* Begin GIVEN ENTRIES *

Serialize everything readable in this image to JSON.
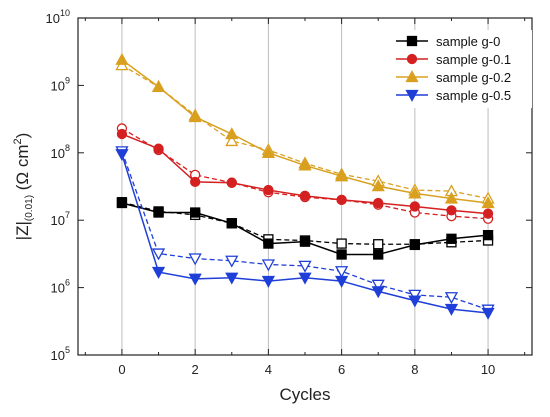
{
  "chart_data": {
    "type": "line",
    "title": "",
    "xlabel": "Cycles",
    "ylabel": "|Z|",
    "ylabel_subscript": "(0.01)",
    "ylabel_units_prefix": " (Ω cm",
    "ylabel_units_sup": "2",
    "ylabel_units_suffix": ")",
    "xlim": [
      -1.2,
      11.2
    ],
    "ylim": [
      100000,
      10000000000
    ],
    "yscale": "log",
    "x_ticks": [
      0,
      2,
      4,
      6,
      8,
      10
    ],
    "x_tick_labels": [
      "0",
      "2",
      "4",
      "6",
      "8",
      "10"
    ],
    "y_ticks": [
      100000,
      1000000,
      10000000,
      100000000,
      1000000000,
      10000000000
    ],
    "y_tick_labels": [
      {
        "base": "10",
        "exp": "5"
      },
      {
        "base": "10",
        "exp": "6"
      },
      {
        "base": "10",
        "exp": "7"
      },
      {
        "base": "10",
        "exp": "8"
      },
      {
        "base": "10",
        "exp": "9"
      },
      {
        "base": "10",
        "exp": "10"
      }
    ],
    "vertical_grid": true,
    "legend_position": "top-right",
    "x": [
      0,
      1,
      2,
      3,
      4,
      5,
      6,
      7,
      8,
      9,
      10
    ],
    "series": [
      {
        "name": "sample g-0",
        "color": "#000000",
        "marker": "square",
        "values": [
          18000000,
          13000000,
          13000000,
          9000000,
          4500000,
          4800000,
          3100000,
          3100000,
          4300000,
          5300000,
          6000000
        ],
        "dashed_values": [
          18500000,
          13500000,
          12000000,
          9000000,
          5200000,
          5000000,
          4500000,
          4400000,
          4400000,
          4700000,
          5000000
        ]
      },
      {
        "name": "sample g-0.1",
        "color": "#d42020",
        "marker": "circle",
        "values": [
          190000000,
          115000000,
          37000000,
          36000000,
          28000000,
          23000000,
          20000000,
          18000000,
          16000000,
          14000000,
          12500000
        ],
        "dashed_values": [
          230000000,
          110000000,
          47000000,
          36000000,
          26000000,
          22000000,
          20000000,
          17000000,
          13000000,
          11500000,
          10500000
        ]
      },
      {
        "name": "sample g-0.2",
        "color": "#d9a020",
        "marker": "triangle-up",
        "values": [
          2400000000,
          950000000,
          340000000,
          190000000,
          100000000,
          65000000,
          45000000,
          32000000,
          25000000,
          21000000,
          18000000
        ],
        "dashed_values": [
          2000000000,
          950000000,
          360000000,
          150000000,
          110000000,
          70000000,
          48000000,
          38000000,
          28000000,
          27000000,
          21000000
        ]
      },
      {
        "name": "sample g-0.5",
        "color": "#1f3fd8",
        "marker": "triangle-down",
        "values": [
          95000000,
          1700000,
          1350000,
          1400000,
          1250000,
          1400000,
          1250000,
          880000,
          640000,
          480000,
          420000
        ],
        "dashed_values": [
          105000000,
          3200000,
          2700000,
          2500000,
          2200000,
          2100000,
          1750000,
          1100000,
          780000,
          720000,
          470000
        ]
      }
    ]
  }
}
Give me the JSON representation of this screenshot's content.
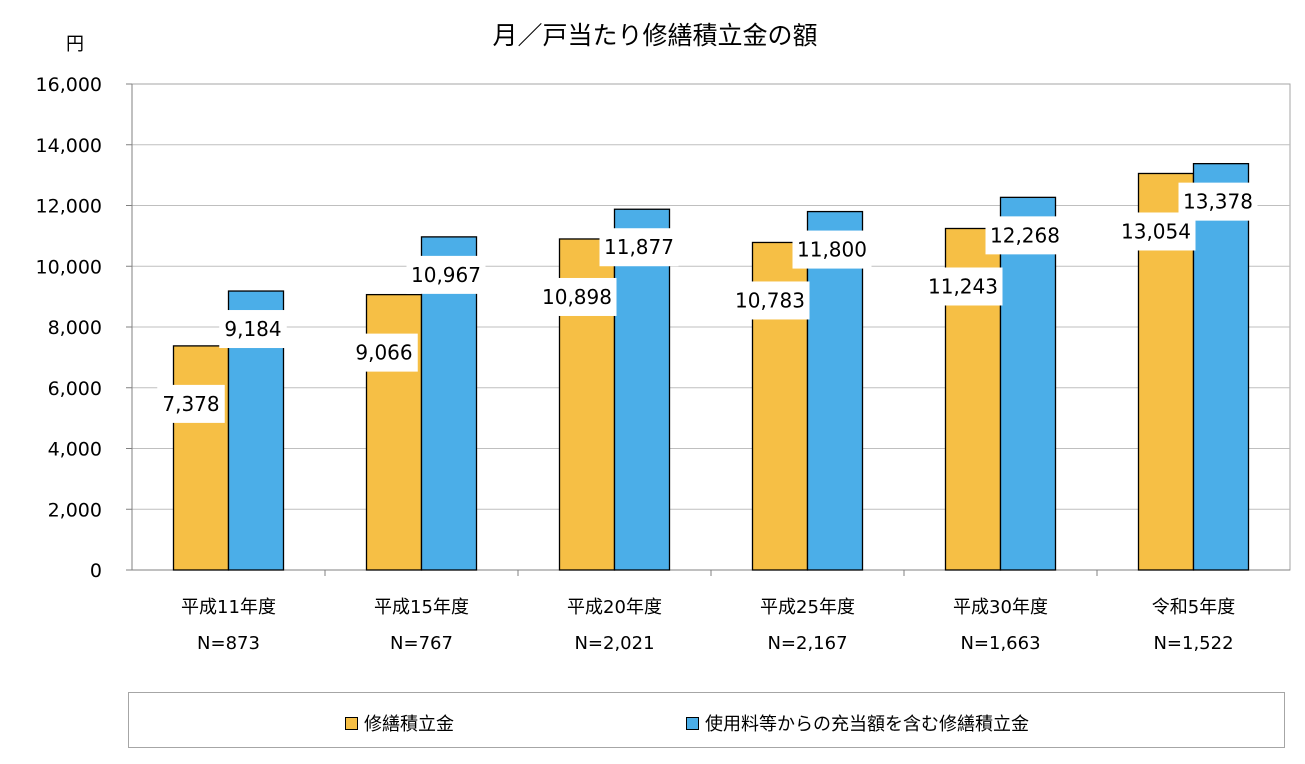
{
  "chart_data": {
    "type": "bar",
    "title": "月／戸当たり修繕積立金の額",
    "ylabel": "円",
    "ylim": [
      0,
      16000
    ],
    "yticks": [
      "0",
      "2,000",
      "4,000",
      "6,000",
      "8,000",
      "10,000",
      "12,000",
      "14,000",
      "16,000"
    ],
    "grid": true,
    "legend_position": "bottom",
    "categories": [
      "平成11年度",
      "平成15年度",
      "平成20年度",
      "平成25年度",
      "平成30年度",
      "令和5年度"
    ],
    "category_n": [
      "N=873",
      "N=767",
      "N=2,021",
      "N=2,167",
      "N=1,663",
      "N=1,522"
    ],
    "series": [
      {
        "name": "修繕積立金",
        "color": "#F6BF45",
        "values": [
          7378,
          9066,
          10898,
          10783,
          11243,
          13054
        ],
        "labels": [
          "7,378",
          "9,066",
          "10,898",
          "10,783",
          "11,243",
          "13,054"
        ]
      },
      {
        "name": "使用料等からの充当額を含む修繕積立金",
        "color": "#4BAEE8",
        "values": [
          9184,
          10967,
          11877,
          11800,
          12268,
          13378
        ],
        "labels": [
          "9,184",
          "10,967",
          "11,877",
          "11,800",
          "12,268",
          "13,378"
        ]
      }
    ]
  }
}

* End GIVEN ENTRIES *

# [EXERCISE BRIEF]
Locate the line containing "Give me the" in the records above, then output it and every line after it through the last, excluding pictures.

# [SOLVED EXERCISE]
Give me the JSON representation of this screenshot's content.
{
  "chart_data": {
    "type": "bar",
    "title": "月／戸当たり修繕積立金の額",
    "ylabel": "円",
    "ylim": [
      0,
      16000
    ],
    "yticks": [
      "0",
      "2,000",
      "4,000",
      "6,000",
      "8,000",
      "10,000",
      "12,000",
      "14,000",
      "16,000"
    ],
    "grid": true,
    "legend_position": "bottom",
    "categories": [
      "平成11年度",
      "平成15年度",
      "平成20年度",
      "平成25年度",
      "平成30年度",
      "令和5年度"
    ],
    "category_n": [
      "N=873",
      "N=767",
      "N=2,021",
      "N=2,167",
      "N=1,663",
      "N=1,522"
    ],
    "series": [
      {
        "name": "修繕積立金",
        "color": "#F6BF45",
        "values": [
          7378,
          9066,
          10898,
          10783,
          11243,
          13054
        ],
        "labels": [
          "7,378",
          "9,066",
          "10,898",
          "10,783",
          "11,243",
          "13,054"
        ]
      },
      {
        "name": "使用料等からの充当額を含む修繕積立金",
        "color": "#4BAEE8",
        "values": [
          9184,
          10967,
          11877,
          11800,
          12268,
          13378
        ],
        "labels": [
          "9,184",
          "10,967",
          "11,877",
          "11,800",
          "12,268",
          "13,378"
        ]
      }
    ]
  }
}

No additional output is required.